> **Work to be completed**: What follows is a set of entries. Give them again exactly, without the pictures.

> **Entries provided**:

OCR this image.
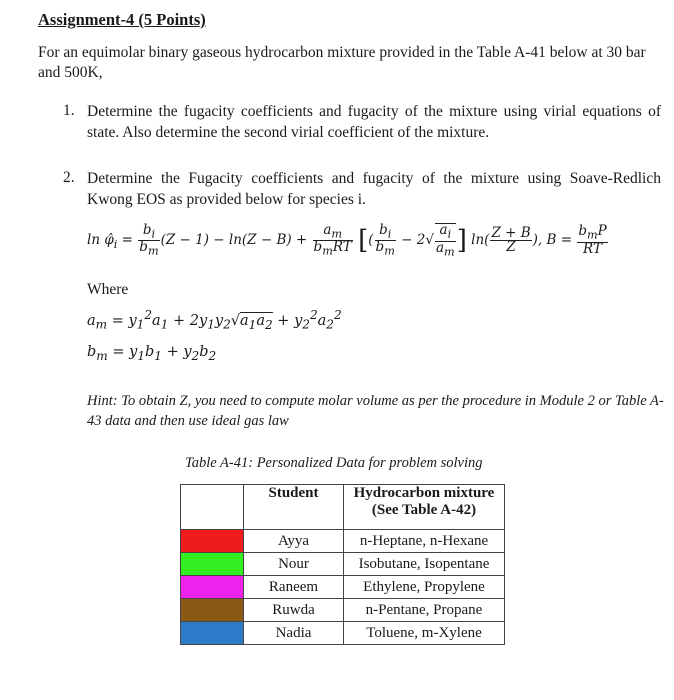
Assignment-4 (5 Points)
For an equimolar binary gaseous hydrocarbon mixture provided in the Table A-41 below at 30 bar and 500K,
1. Determine the fugacity coefficients and fugacity of the mixture using virial equations of state. Also determine the second virial coefficient of the mixture.
2. Determine the Fugacity coefficients and fugacity of the mixture using Soave-Redlich Kwong EOS as provided below for species i.
$\ln \varphî_i = \frac{b_i}{b_m} (Z - 1) - \ln(Z - B) + \frac{a_m}{b_mRT}$ [( $\frac{b_i}{b_m} - 2√ \frac{a_i}{a_m}$ ] $\ln( \frac{Z + B}{Z}$ ), $B = \frac{b_mP}{RT}$
Where
$a_m = y_1^2a_1 + 2y_1y_2√a_1a_2 + y_2^2a_2^2$
$b_m = y_1b_1 + y_2b_2$
Hint: To obtain Z, you need to compute molar volume as per the procedure in Module 2 or Table A-43 data and then use ideal gas law
Table A-41: Personalized Data for problem solving
	Student	Hydrocarbon mixture
(See Table A-42)

	Ayya	n-Heptane, n-Hexane
	Nour	Isobutane, Isopentane
	Raneem	Ethylene, Propylene
	Ruwda	n-Pentane, Propane
	Nadia	Toluene, m-Xylene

> **Completed task**:
OCR this image.
Assignment-4 (5 Points)
For an equimolar binary gaseous hydrocarbon mixture provided in the Table A-41 below at 30 bar and 500K,
1. Determine the fugacity coefficients and fugacity of the mixture using virial equations of state. Also determine the second virial coefficient of the mixture.
2. Determine the Fugacity coefficients and fugacity of the mixture using Soave-Redlich Kwong EOS as provided below for species i.
$\ln \varphî_i = \frac{b_i}{b_m} (Z - 1) - \ln(Z - B) + \frac{a_m}{b_mRT}$ [( $\frac{b_i}{b_m} - 2√ \frac{a_i}{a_m}$ ] $\ln( \frac{Z + B}{Z}$ ), $B = \frac{b_mP}{RT}$
Where
$a_m = y_1^2a_1 + 2y_1y_2√a_1a_2 + y_2^2a_2^2$
$b_m = y_1b_1 + y_2b_2$
Hint: To obtain Z, you need to compute molar volume as per the procedure in Module 2 or Table A-43 data and then use ideal gas law
Table A-41: Personalized Data for problem solving
	Student	Hydrocarbon mixture
(See Table A-42)

	Ayya	n-Heptane, n-Hexane
	Nour	Isobutane, Isopentane
	Raneem	Ethylene, Propylene
	Ruwda	n-Pentane, Propane
	Nadia	Toluene, m-Xylene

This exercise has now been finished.